- _Given text_
Reducing the interfacial voltage loss in tin halides perovskite solar cells

Abstract

Tremendous attention has been given to tin halide perovskite solar cells (TPSCs) due to the lower toxicity and similar electronic configuration compared with the lead perovskites. Nevertheless, on account of the intrinsic low bandgap, high defect density and surface/interface non-radiative recombination, the open-circuit voltage loss (Vloss) of TPSCs is comparatively large in all semiconductor solar cells. Herein, a hydrophobic bulky molecule of 3-(trifluoromethyl) phenethylamine hydroiodide (CF3PEAI) was utilized to passivate the lead-free perovskite surface by post-deposition treatment. The Vloss of the corresponding PSC devices was significantly reduced to afford a high open-circuit voltage (Voc) up to 0.73 V with a power conversion efficiency (PCE) of 10.35% in conjunction with the broadly utilized (6,6)-Phenyl C61 butyric acid methyl ester (PC61BM). Additionally, the CF3PEAI interlayer expressively suppressed the interfacial non-radiative recombination accompanying with extending photoexcited carrier lifetime. The formation of oriented 2D Sn-based perovskite could also facilitate the vertical charge-carrier transportation and improve the efficiency of Sn-based PSCs. The density of defect states and the amount of mid-gap states required to be filled were both dramatically reduced. Meanwhile, the surface reconstruction can effectively relax the tensile surface strain with the phenethyl ammonium iodide ligands. Therefore, this surface passivation strategy contributes to the development of high-quality lead-free perovskite film with low internal defects and residual stress.

- _Exercise requirements_
Set down the abstract on reducing interfacial voltage loss in tin halide perovskite solar cells word for word, including its title.

- _Data listing_
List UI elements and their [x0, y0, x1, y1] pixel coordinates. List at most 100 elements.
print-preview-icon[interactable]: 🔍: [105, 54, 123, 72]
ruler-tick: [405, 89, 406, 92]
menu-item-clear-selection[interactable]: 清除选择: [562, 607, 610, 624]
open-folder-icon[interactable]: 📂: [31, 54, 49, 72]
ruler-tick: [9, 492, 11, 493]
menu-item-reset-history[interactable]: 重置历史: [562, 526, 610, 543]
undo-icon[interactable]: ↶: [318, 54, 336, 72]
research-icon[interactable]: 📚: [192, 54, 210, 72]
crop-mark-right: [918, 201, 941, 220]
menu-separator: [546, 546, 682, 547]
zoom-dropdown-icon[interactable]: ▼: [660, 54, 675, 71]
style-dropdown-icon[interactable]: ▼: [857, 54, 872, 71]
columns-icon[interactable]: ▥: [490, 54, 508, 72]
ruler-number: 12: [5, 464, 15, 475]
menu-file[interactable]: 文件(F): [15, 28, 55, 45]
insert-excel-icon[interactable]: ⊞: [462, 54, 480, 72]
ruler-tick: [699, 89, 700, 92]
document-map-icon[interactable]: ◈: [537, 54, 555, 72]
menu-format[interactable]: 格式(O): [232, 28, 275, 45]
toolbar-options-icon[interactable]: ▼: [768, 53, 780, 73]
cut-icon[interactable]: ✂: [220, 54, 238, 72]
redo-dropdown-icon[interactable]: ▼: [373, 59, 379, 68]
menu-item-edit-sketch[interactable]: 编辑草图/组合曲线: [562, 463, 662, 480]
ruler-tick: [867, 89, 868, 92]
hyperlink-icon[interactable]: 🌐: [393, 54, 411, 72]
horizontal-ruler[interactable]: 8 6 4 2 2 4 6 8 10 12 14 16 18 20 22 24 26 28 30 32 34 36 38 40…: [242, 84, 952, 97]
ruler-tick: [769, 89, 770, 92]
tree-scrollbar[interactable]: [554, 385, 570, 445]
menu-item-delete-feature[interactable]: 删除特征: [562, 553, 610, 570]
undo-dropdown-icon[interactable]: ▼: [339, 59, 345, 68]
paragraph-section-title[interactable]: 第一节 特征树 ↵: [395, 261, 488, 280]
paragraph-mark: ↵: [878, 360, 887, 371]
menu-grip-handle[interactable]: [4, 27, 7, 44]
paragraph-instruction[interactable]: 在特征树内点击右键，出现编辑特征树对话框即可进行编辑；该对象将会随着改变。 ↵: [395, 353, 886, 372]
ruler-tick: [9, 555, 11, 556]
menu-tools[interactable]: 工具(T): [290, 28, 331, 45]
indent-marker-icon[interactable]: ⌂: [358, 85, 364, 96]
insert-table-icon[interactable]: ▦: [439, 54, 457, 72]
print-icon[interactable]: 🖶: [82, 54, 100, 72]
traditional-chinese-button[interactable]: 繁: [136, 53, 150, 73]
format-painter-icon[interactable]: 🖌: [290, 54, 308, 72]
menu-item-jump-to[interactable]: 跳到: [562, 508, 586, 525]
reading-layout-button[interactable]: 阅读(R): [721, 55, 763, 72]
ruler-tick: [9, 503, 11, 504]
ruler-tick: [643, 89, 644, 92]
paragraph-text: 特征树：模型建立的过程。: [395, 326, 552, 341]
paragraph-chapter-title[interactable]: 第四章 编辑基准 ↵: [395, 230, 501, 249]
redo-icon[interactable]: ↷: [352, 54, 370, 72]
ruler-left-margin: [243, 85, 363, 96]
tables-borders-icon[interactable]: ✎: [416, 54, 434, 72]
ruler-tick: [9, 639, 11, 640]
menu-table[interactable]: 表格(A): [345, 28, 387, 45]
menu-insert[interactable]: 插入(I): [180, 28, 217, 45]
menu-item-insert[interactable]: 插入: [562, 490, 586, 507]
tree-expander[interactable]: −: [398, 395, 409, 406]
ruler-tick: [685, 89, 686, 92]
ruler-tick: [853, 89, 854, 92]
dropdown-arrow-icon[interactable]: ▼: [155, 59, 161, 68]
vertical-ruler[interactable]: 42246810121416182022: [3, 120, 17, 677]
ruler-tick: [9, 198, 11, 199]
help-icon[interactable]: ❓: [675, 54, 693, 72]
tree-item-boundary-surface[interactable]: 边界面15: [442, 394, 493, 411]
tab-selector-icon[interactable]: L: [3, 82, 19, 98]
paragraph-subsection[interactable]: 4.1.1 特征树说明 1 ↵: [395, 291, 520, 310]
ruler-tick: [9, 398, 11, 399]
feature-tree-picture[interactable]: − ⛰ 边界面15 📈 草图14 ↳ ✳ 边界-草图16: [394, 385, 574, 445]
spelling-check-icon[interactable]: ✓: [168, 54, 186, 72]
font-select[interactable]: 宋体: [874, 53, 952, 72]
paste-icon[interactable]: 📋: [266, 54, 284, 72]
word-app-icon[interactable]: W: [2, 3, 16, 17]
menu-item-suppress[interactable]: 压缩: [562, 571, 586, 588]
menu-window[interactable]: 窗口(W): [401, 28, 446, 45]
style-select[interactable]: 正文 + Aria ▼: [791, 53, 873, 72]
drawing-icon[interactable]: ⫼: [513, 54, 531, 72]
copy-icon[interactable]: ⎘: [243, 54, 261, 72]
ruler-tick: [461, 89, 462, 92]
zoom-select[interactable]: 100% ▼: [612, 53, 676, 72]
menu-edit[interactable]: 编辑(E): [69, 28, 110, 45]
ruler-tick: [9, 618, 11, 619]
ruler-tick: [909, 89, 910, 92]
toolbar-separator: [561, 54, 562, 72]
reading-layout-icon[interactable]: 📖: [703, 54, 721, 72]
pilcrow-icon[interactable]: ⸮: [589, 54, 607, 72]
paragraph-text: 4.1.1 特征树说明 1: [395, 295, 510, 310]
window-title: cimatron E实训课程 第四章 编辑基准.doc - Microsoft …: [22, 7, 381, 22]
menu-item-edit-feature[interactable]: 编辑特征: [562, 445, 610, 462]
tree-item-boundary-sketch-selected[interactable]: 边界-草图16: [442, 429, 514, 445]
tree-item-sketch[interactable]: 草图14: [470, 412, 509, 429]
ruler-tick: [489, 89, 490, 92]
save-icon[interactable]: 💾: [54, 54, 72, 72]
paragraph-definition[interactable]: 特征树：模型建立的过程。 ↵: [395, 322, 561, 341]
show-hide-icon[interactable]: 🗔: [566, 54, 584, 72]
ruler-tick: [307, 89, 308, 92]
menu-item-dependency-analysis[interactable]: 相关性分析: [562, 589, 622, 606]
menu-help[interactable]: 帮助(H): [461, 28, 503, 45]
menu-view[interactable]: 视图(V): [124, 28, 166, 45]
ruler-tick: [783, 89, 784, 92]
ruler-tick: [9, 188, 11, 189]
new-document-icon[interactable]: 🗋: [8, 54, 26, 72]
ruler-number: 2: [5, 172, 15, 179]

- _Exercise response_
Reducing the interfacial voltage loss in tin halides perovskite solar cells

Abstract

Tremendous attention has been given to tin halide perovskite solar cells (TPSCs) due to the lower toxicity and similar electronic configuration compared with the lead perovskites. Nevertheless, on account of the intrinsic low bandgap, high defect density and surface/interface non-radiative recombination, the open-circuit voltage loss (Vloss) of TPSCs is comparatively large in all semiconductor solar cells. Herein, a hydrophobic bulky molecule of 3-(trifluoromethyl) phenethylamine hydroiodide (CF3PEAI) was utilized to passivate the lead-free perovskite surface by post-deposition treatment. The Vloss of the corresponding PSC devices was significantly reduced to afford a high open-circuit voltage (Voc) up to 0.73 V with a power conversion efficiency (PCE) of 10.35% in conjunction with the broadly utilized (6,6)-Phenyl C61 butyric acid methyl ester (PC61BM). Additionally, the CF3PEAI interlayer expressively suppressed the interfacial non-radiative recombination accompanying with extending photoexcited carrier lifetime. The formation of oriented 2D Sn-based perovskite could also facilitate the vertical charge-carrier transportation and improve the efficiency of Sn-based PSCs. The density of defect states and the amount of mid-gap states required to be filled were both dramatically reduced. Meanwhile, the surface reconstruction can effectively relax the tensile surface strain with the phenethyl ammonium iodide ligands. Therefore, this surface passivation strategy contributes to the development of high-quality lead-free perovskite film with low internal defects and residual stress.